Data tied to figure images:
☆ ☆ ☆

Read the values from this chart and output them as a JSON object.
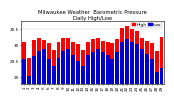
{
  "title": "Milwaukee Weather  Barometric Pressure\nDaily High/Low",
  "title_fontsize": 3.8,
  "days": [
    1,
    2,
    3,
    4,
    5,
    6,
    7,
    8,
    9,
    10,
    11,
    12,
    13,
    14,
    15,
    16,
    17,
    18,
    19,
    20,
    21,
    22,
    23,
    24,
    25,
    26,
    27,
    28,
    29
  ],
  "highs": [
    30.1,
    29.6,
    30.15,
    30.2,
    30.15,
    30.05,
    29.85,
    30.1,
    30.2,
    30.22,
    30.1,
    30.02,
    29.85,
    30.1,
    30.18,
    30.22,
    30.12,
    30.08,
    30.05,
    30.18,
    30.52,
    30.58,
    30.48,
    30.42,
    30.22,
    30.12,
    30.05,
    29.82,
    30.25
  ],
  "lows": [
    29.55,
    29.05,
    29.65,
    29.82,
    29.88,
    29.55,
    29.35,
    29.58,
    29.82,
    29.88,
    29.68,
    29.5,
    29.35,
    29.68,
    29.78,
    29.88,
    29.78,
    29.68,
    29.55,
    29.78,
    30.08,
    30.18,
    30.08,
    30.02,
    29.88,
    29.72,
    29.55,
    29.15,
    29.28
  ],
  "high_color": "#ff0000",
  "low_color": "#0000cc",
  "ylim_min": 28.8,
  "ylim_max": 30.75,
  "yticks": [
    29.0,
    29.5,
    30.0,
    30.5
  ],
  "ytick_labels": [
    "29",
    "29.5",
    "30",
    "30.5"
  ],
  "bg_color": "#ffffff",
  "legend_high": "High",
  "legend_low": "Low",
  "bar_width": 0.8,
  "tick_fontsize": 3.0,
  "legend_fontsize": 3.2,
  "xlabel_fontsize": 3.0
}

☆ ☆ ☆

WHAT YOU HAVE TO DO:
Copy everything in the records above except the pictures, exactly as written.

RESPONSE BELOW:
Read the values from this chart and output them as a JSON object.
{
  "title": "Milwaukee Weather  Barometric Pressure\nDaily High/Low",
  "title_fontsize": 3.8,
  "days": [
    1,
    2,
    3,
    4,
    5,
    6,
    7,
    8,
    9,
    10,
    11,
    12,
    13,
    14,
    15,
    16,
    17,
    18,
    19,
    20,
    21,
    22,
    23,
    24,
    25,
    26,
    27,
    28,
    29
  ],
  "highs": [
    30.1,
    29.6,
    30.15,
    30.2,
    30.15,
    30.05,
    29.85,
    30.1,
    30.2,
    30.22,
    30.1,
    30.02,
    29.85,
    30.1,
    30.18,
    30.22,
    30.12,
    30.08,
    30.05,
    30.18,
    30.52,
    30.58,
    30.48,
    30.42,
    30.22,
    30.12,
    30.05,
    29.82,
    30.25
  ],
  "lows": [
    29.55,
    29.05,
    29.65,
    29.82,
    29.88,
    29.55,
    29.35,
    29.58,
    29.82,
    29.88,
    29.68,
    29.5,
    29.35,
    29.68,
    29.78,
    29.88,
    29.78,
    29.68,
    29.55,
    29.78,
    30.08,
    30.18,
    30.08,
    30.02,
    29.88,
    29.72,
    29.55,
    29.15,
    29.28
  ],
  "high_color": "#ff0000",
  "low_color": "#0000cc",
  "ylim_min": 28.8,
  "ylim_max": 30.75,
  "yticks": [
    29.0,
    29.5,
    30.0,
    30.5
  ],
  "ytick_labels": [
    "29",
    "29.5",
    "30",
    "30.5"
  ],
  "bg_color": "#ffffff",
  "legend_high": "High",
  "legend_low": "Low",
  "bar_width": 0.8,
  "tick_fontsize": 3.0,
  "legend_fontsize": 3.2,
  "xlabel_fontsize": 3.0
}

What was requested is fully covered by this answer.